**Prompt:** Check each line of the data for "сили" and select those that have it.

**Recorded information:**
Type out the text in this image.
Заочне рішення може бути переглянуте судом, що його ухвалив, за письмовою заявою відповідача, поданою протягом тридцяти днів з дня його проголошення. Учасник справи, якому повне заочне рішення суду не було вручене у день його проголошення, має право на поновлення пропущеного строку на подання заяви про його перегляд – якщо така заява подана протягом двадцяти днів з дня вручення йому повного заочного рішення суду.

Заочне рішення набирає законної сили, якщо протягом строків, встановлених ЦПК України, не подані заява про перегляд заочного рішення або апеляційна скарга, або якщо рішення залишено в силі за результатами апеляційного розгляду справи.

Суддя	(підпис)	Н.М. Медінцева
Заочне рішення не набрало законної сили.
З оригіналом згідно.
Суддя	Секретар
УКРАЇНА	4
* * *
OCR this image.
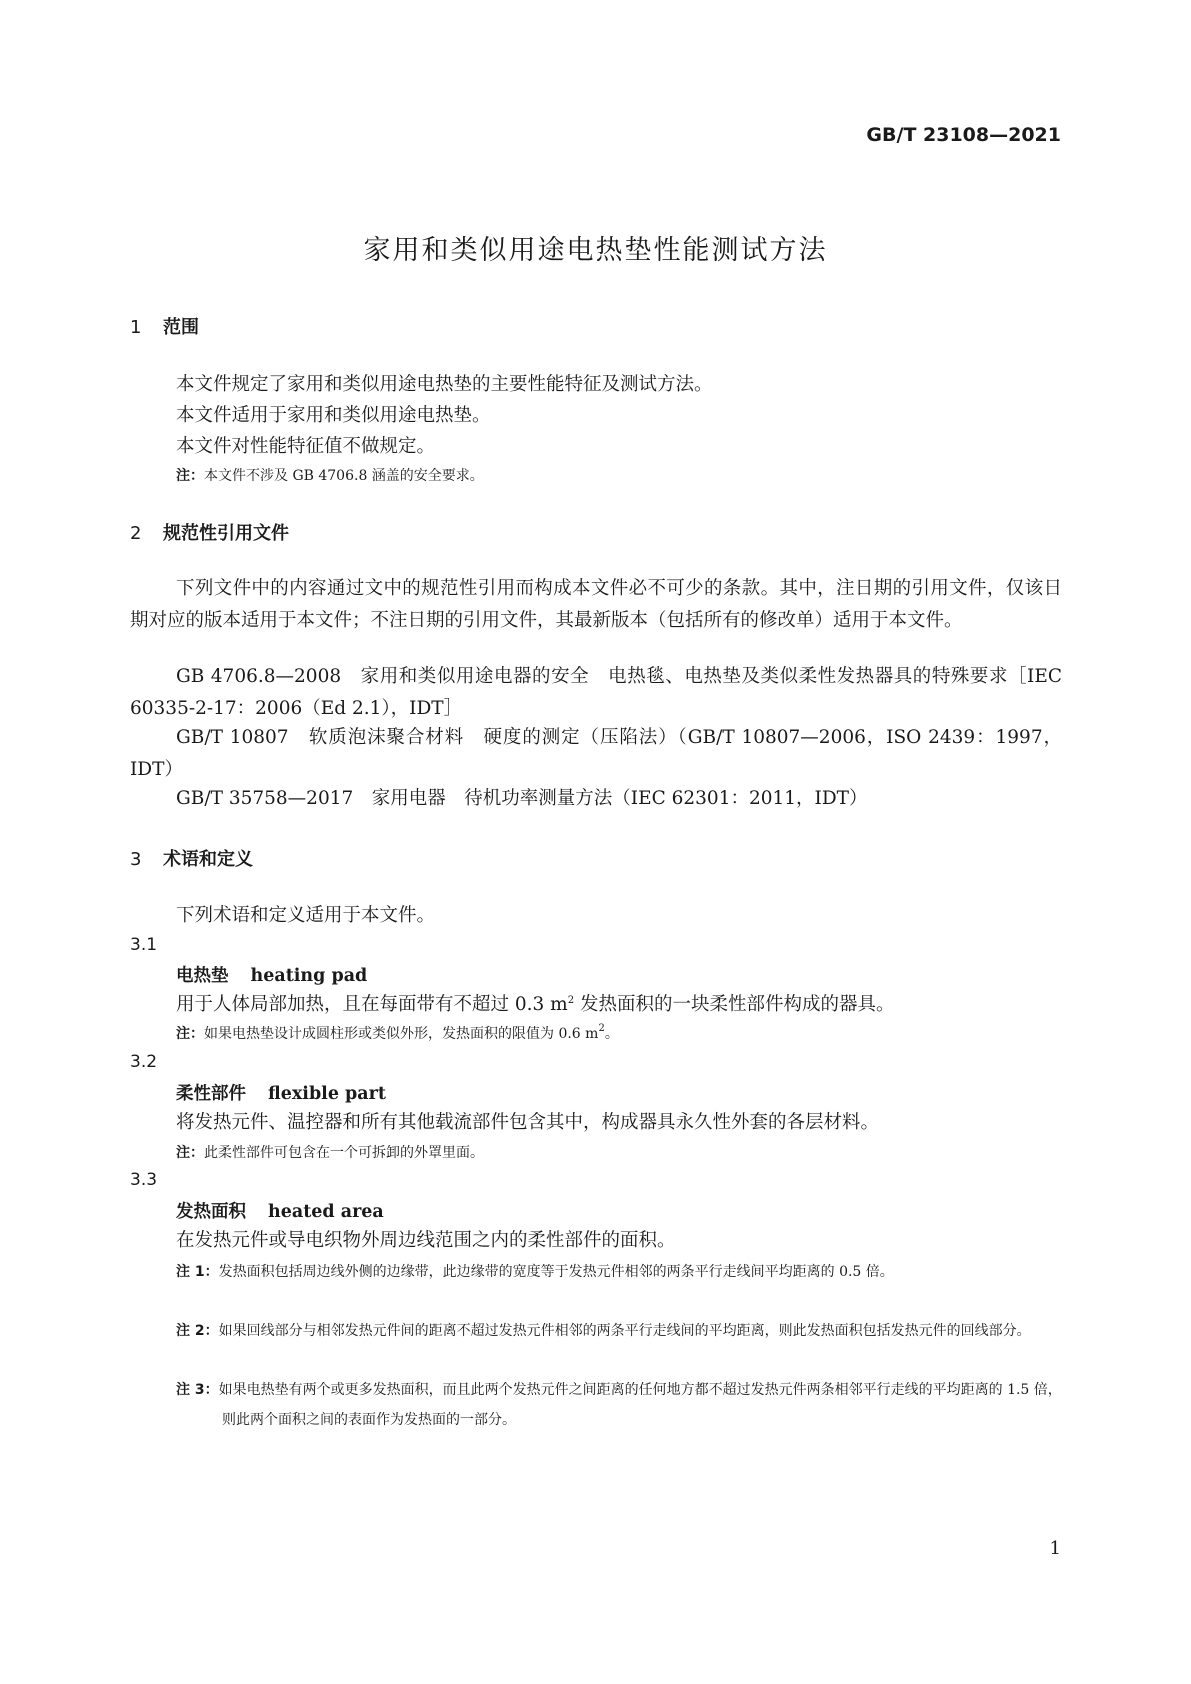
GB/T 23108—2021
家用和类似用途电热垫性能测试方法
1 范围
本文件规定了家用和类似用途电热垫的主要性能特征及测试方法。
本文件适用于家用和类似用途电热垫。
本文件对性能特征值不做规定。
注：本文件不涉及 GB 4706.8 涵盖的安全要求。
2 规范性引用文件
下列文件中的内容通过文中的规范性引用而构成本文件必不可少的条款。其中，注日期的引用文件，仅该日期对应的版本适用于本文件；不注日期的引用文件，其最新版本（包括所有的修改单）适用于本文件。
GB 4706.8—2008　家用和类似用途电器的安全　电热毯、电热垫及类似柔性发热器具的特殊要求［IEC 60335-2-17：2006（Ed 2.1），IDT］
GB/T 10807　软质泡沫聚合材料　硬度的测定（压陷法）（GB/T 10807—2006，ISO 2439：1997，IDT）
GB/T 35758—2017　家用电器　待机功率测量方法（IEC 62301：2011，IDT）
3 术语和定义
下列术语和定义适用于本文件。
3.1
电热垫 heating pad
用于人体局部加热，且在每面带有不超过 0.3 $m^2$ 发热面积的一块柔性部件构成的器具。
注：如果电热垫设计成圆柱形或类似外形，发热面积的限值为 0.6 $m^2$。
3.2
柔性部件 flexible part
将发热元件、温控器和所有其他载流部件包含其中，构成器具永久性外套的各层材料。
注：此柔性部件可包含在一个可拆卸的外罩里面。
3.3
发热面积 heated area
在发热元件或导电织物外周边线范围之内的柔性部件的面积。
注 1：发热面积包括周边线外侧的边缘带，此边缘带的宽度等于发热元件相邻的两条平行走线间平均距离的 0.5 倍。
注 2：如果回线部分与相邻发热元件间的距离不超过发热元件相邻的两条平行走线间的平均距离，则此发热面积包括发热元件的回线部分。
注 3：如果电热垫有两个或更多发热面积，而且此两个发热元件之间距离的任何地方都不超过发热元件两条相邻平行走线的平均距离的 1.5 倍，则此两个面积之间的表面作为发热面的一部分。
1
==
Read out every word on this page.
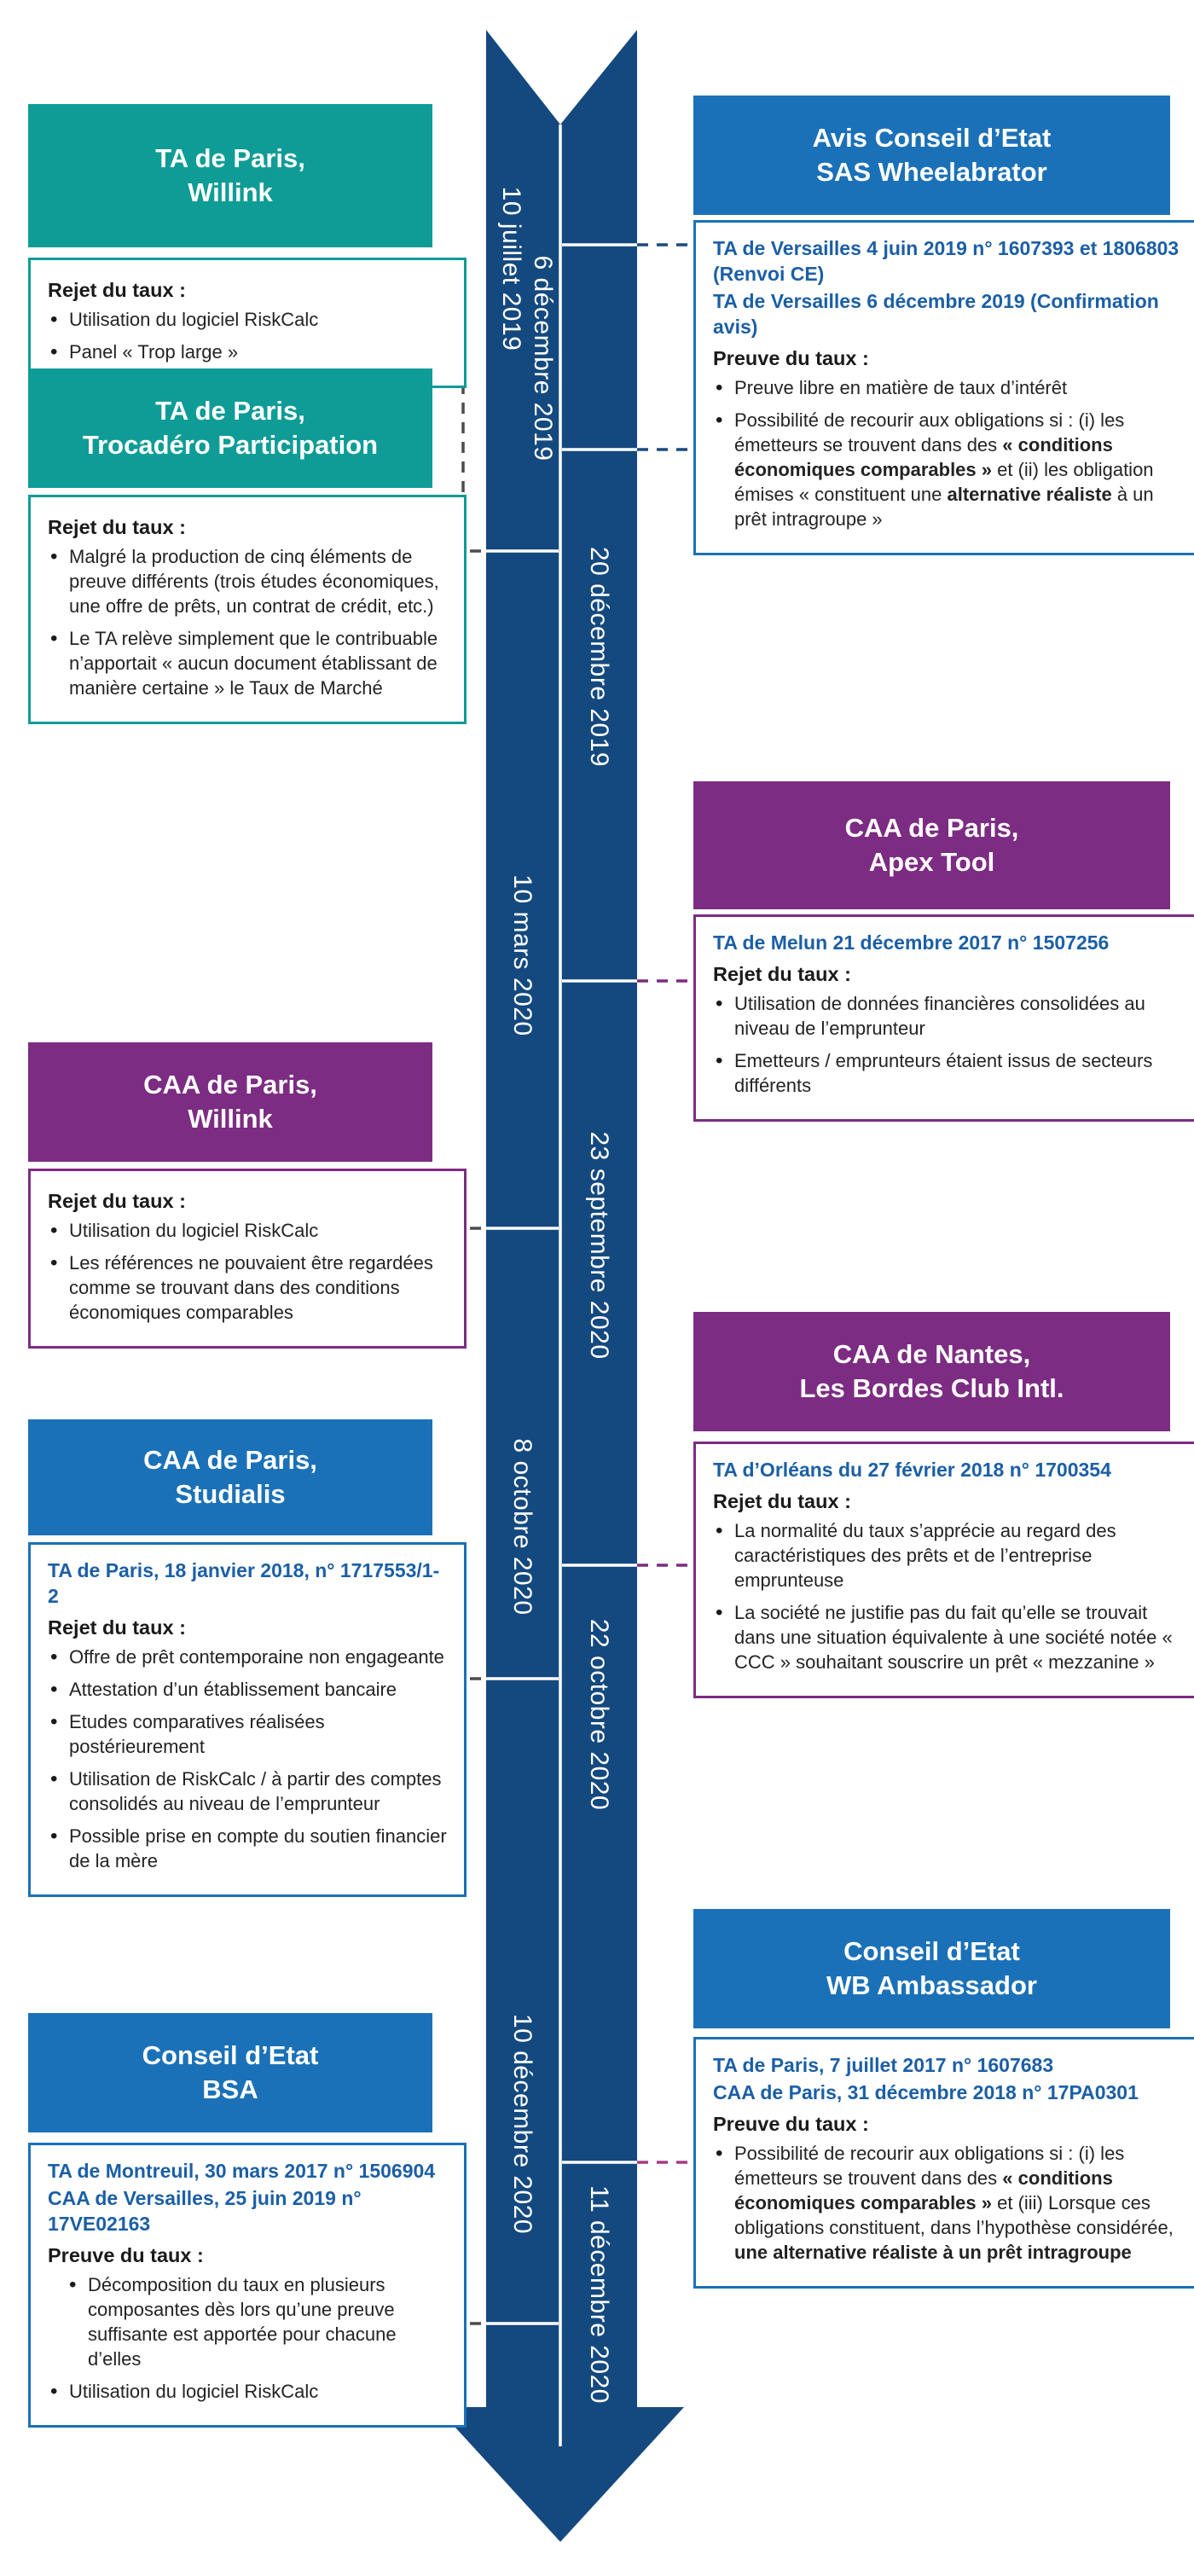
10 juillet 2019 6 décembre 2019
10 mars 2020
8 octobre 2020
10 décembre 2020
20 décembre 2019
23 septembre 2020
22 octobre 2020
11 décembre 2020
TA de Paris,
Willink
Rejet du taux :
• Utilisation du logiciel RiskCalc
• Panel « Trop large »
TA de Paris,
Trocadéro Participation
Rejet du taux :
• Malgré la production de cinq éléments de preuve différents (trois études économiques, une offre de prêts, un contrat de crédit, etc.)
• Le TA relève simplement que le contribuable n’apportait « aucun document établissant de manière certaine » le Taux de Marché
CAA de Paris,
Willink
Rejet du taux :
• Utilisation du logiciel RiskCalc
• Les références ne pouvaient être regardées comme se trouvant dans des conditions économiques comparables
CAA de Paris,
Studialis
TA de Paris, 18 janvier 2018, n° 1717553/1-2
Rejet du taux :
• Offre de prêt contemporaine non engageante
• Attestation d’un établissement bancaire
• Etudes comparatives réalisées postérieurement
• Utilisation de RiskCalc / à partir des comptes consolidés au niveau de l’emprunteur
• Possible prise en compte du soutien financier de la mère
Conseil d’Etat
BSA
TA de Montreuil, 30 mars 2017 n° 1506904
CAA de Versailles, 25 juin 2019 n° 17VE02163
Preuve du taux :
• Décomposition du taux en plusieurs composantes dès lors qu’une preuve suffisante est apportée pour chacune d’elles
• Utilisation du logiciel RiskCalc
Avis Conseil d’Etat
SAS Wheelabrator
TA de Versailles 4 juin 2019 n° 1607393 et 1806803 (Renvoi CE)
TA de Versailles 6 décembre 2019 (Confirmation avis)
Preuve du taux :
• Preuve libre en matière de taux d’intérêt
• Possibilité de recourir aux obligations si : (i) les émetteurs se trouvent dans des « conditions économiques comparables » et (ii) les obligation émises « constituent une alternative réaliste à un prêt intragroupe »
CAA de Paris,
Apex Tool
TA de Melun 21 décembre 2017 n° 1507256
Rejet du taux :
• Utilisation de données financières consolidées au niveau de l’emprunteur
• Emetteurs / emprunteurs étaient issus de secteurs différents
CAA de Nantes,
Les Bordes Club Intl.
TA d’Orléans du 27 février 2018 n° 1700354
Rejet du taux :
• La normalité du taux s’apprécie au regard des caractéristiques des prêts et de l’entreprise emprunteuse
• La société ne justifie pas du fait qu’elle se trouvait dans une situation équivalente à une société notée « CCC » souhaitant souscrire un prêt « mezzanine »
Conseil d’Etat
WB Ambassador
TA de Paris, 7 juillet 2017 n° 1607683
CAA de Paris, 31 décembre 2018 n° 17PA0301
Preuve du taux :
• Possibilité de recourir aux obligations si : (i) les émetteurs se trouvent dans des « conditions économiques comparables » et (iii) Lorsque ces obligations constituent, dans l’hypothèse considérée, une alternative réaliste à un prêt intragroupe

**Solution to the problem:**
Заочне рішення набирає законної сили, якщо протягом строків, встановлених ЦПК України, не подані заява про перегляд заочного рішення або апеляційна скарга, або якщо рішення залишено в силі за результатами апеляційного розгляду справи.
Заочне рішення не набрало законної сили.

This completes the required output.